Given problem:
Return each line of the rows below that contains the string "menu". Case counts.

Raw data:
....................
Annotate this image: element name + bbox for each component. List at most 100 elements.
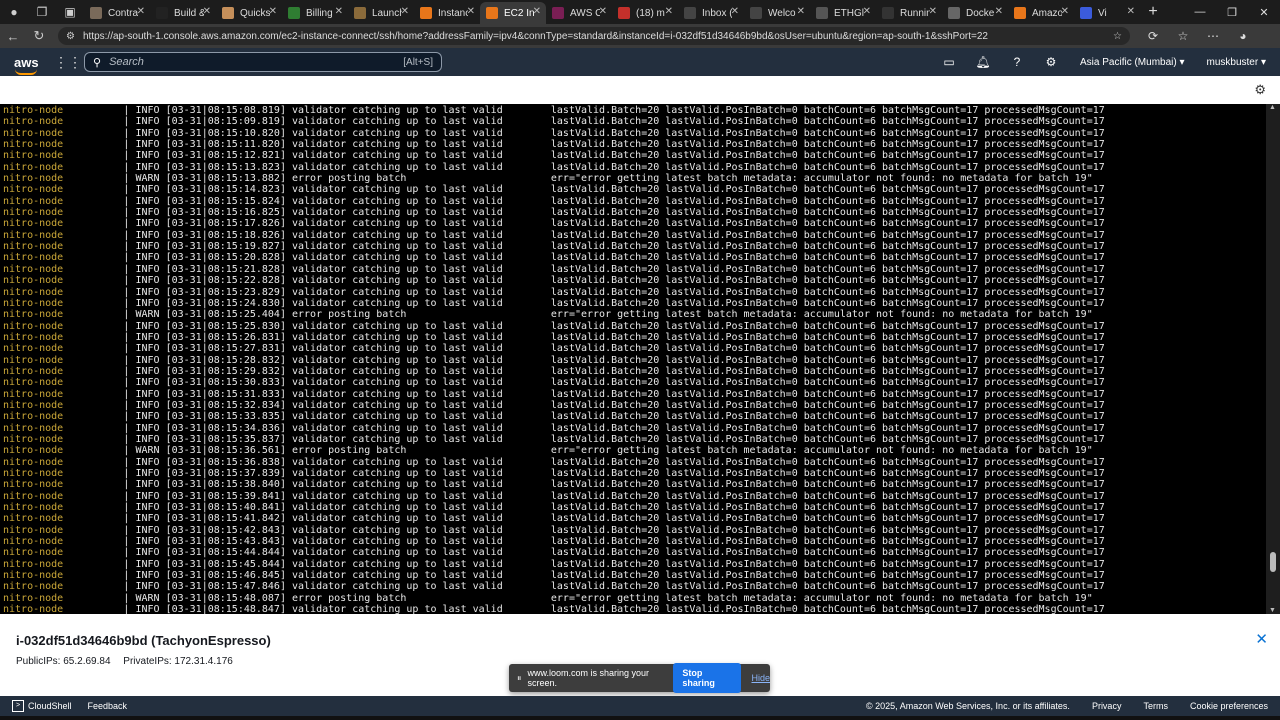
cloudshell-icon[interactable]: ▭	[932, 55, 966, 69]
site-info-icon[interactable]: ⚙	[66, 31, 75, 42]
tab-label: Instanc	[438, 7, 468, 19]
cookie-preferences-link[interactable]: Cookie preferences	[1190, 701, 1268, 711]
close-tab-icon[interactable]: ✕	[269, 6, 277, 17]
close-tab-icon[interactable]: ✕	[797, 6, 805, 17]
close-tab-icon[interactable]: ✕	[533, 6, 541, 17]
hide-button[interactable]: Hide	[751, 673, 770, 683]
tab-actions-icon[interactable]: ▣	[56, 0, 84, 24]
log-source: nitro-node	[3, 229, 64, 241]
aws-header: aws ⋮⋮⋮ ⚲ Search [Alt+S] ▭ 🔔︎ ? ⚙ Asia P…	[0, 48, 1280, 76]
browser-tab[interactable]: Runnin ✕	[876, 2, 942, 24]
terminal-line: nitro-node | INFO [03-31|08:15:09.819] v…	[3, 116, 1266, 127]
bookmark-star-icon[interactable]: ☆	[1113, 31, 1122, 42]
search-placeholder: Search	[109, 56, 144, 68]
browser-tab[interactable]: Amazo ✕	[1008, 2, 1074, 24]
help-icon[interactable]: ?	[1000, 55, 1034, 69]
profile-icon[interactable]: ●	[0, 0, 28, 24]
tab-label: (18) m	[636, 7, 665, 19]
back-icon[interactable]: ←	[0, 29, 26, 44]
log-source: nitro-node	[3, 161, 64, 173]
tab-favicon-icon	[1080, 7, 1092, 19]
log-source: nitro-node	[3, 456, 64, 468]
taskbar-strip	[0, 716, 1280, 720]
close-tab-icon[interactable]: ✕	[731, 6, 739, 17]
privacy-link[interactable]: Privacy	[1092, 701, 1122, 711]
aws-logo-text: aws	[14, 54, 39, 70]
log-message: | INFO [03-31|08:15:17.826] validator ca…	[63, 218, 1105, 230]
close-tab-icon[interactable]: ✕	[929, 6, 937, 17]
terminal-line: nitro-node | INFO [03-31|08:15:34.836] v…	[3, 423, 1266, 434]
browser-tab[interactable]: Launch ✕	[348, 2, 414, 24]
log-source: nitro-node	[3, 263, 64, 275]
browser-tab[interactable]: Contra ✕	[84, 2, 150, 24]
region-selector[interactable]: Asia Pacific (Mumbai) ▾	[1080, 57, 1185, 68]
log-message: | INFO [03-31|08:15:42.843] validator ca…	[63, 524, 1105, 536]
tab-favicon-icon	[684, 7, 696, 19]
scroll-down-icon[interactable]: ▼	[1269, 607, 1276, 614]
terminal-settings-icon[interactable]: ⚙	[1254, 82, 1266, 98]
browser-tab[interactable]: (18) m ✕	[612, 2, 678, 24]
extensions-icon[interactable]: ⟳	[1138, 29, 1168, 43]
browser-tab[interactable]: Instanc ✕	[414, 2, 480, 24]
menu-icon[interactable]: ⋯	[1198, 29, 1228, 43]
browser-tab[interactable]: EC2 In ✕	[480, 2, 546, 24]
browser-tab[interactable]: AWS C ✕	[546, 2, 612, 24]
screen-share-bar: ⏸ www.loom.com is sharing your screen. S…	[509, 663, 770, 693]
aws-logo[interactable]: aws	[14, 54, 44, 75]
log-message: | INFO [03-31|08:15:15.824] validator ca…	[63, 195, 1105, 207]
log-source: nitro-node	[3, 297, 64, 309]
services-grid-icon[interactable]: ⋮⋮⋮	[54, 54, 96, 71]
close-tab-icon[interactable]: ✕	[599, 6, 607, 17]
copilot-icon[interactable]: ◕	[1228, 29, 1258, 43]
notifications-icon[interactable]: 🔔︎	[966, 55, 1000, 69]
close-panel-icon[interactable]: ✕	[1255, 630, 1268, 648]
close-tab-icon[interactable]: ✕	[995, 6, 1003, 17]
close-tab-icon[interactable]: ✕	[863, 6, 871, 17]
terminal-line: nitro-node | INFO [03-31|08:15:17.826] v…	[3, 218, 1266, 229]
browser-tab[interactable]: Vi ✕	[1074, 2, 1140, 24]
close-tab-icon[interactable]: ✕	[401, 6, 409, 17]
browser-tab[interactable]: Docke ✕	[942, 2, 1008, 24]
close-tab-icon[interactable]: ✕	[665, 6, 673, 17]
browser-tab[interactable]: Build & ✕	[150, 2, 216, 24]
feedback-link[interactable]: Feedback	[88, 701, 128, 711]
close-tab-icon[interactable]: ✕	[1061, 6, 1069, 17]
browser-tab[interactable]: Quicks ✕	[216, 2, 282, 24]
settings-gear-icon[interactable]: ⚙	[1034, 55, 1068, 69]
terminal-line: nitro-node | INFO [03-31|08:15:15.824] v…	[3, 196, 1266, 207]
drag-handle-icon[interactable]: ⏸	[517, 673, 522, 684]
close-tab-icon[interactable]: ✕	[1127, 6, 1135, 17]
ssh-terminal[interactable]: nitro-node | INFO [03-31|08:15:08.819] v…	[0, 104, 1266, 614]
close-tab-icon[interactable]: ✕	[467, 6, 475, 17]
terminal-scrollbar[interactable]: ▲ ▼	[1266, 104, 1280, 614]
maximize-icon[interactable]: ❐	[1216, 6, 1248, 19]
close-tab-icon[interactable]: ✕	[137, 6, 145, 17]
account-menu[interactable]: muskbuster ▾	[1207, 57, 1266, 68]
scroll-up-icon[interactable]: ▲	[1269, 104, 1276, 111]
terminal-line: nitro-node | INFO [03-31|08:15:18.826] v…	[3, 230, 1266, 241]
workspaces-icon[interactable]: ❐	[28, 0, 56, 24]
minimize-icon[interactable]: —	[1184, 6, 1216, 19]
close-tab-icon[interactable]: ✕	[335, 6, 343, 17]
log-source: nitro-node	[3, 445, 64, 457]
browser-tab[interactable]: Billing ✕	[282, 2, 348, 24]
search-input[interactable]: ⚲ Search [Alt+S]	[84, 52, 442, 72]
new-tab-button[interactable]: +	[1140, 3, 1166, 21]
favorites-icon[interactable]: ☆	[1168, 29, 1198, 43]
reload-icon[interactable]: ↻	[26, 28, 52, 44]
browser-tab[interactable]: Inbox (✕	[678, 2, 744, 24]
address-bar[interactable]: ⚙ https://ap-south-1.console.aws.amazon.…	[58, 27, 1130, 45]
scrollbar-thumb[interactable]	[1270, 552, 1276, 572]
stop-sharing-button[interactable]: Stop sharing	[673, 663, 742, 693]
browser-tab[interactable]: ETHGl ✕	[810, 2, 876, 24]
close-window-icon[interactable]: ✕	[1248, 6, 1280, 19]
log-source: nitro-node	[3, 388, 64, 400]
terminal-line: nitro-node | INFO [03-31|08:15:47.846] v…	[3, 581, 1266, 592]
browser-tab[interactable]: Welco ✕	[744, 2, 810, 24]
cloudshell-button[interactable]: > CloudShell	[12, 700, 72, 712]
log-message: | INFO [03-31|08:15:23.829] validator ca…	[63, 286, 1105, 298]
close-tab-icon[interactable]: ✕	[203, 6, 211, 17]
terms-link[interactable]: Terms	[1143, 701, 1168, 711]
log-source: nitro-node	[3, 150, 64, 162]
window-controls: — ❐ ✕	[1184, 6, 1280, 19]
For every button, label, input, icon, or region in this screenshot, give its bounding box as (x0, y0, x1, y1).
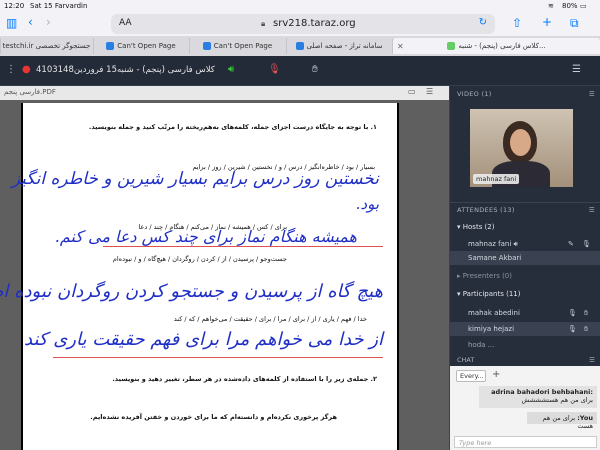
....................
Response to the task:
menu-icon[interactable]: ⋯	[1198, 29, 1228, 43]
account-menu[interactable]: muskbuster ▾	[1207, 57, 1266, 68]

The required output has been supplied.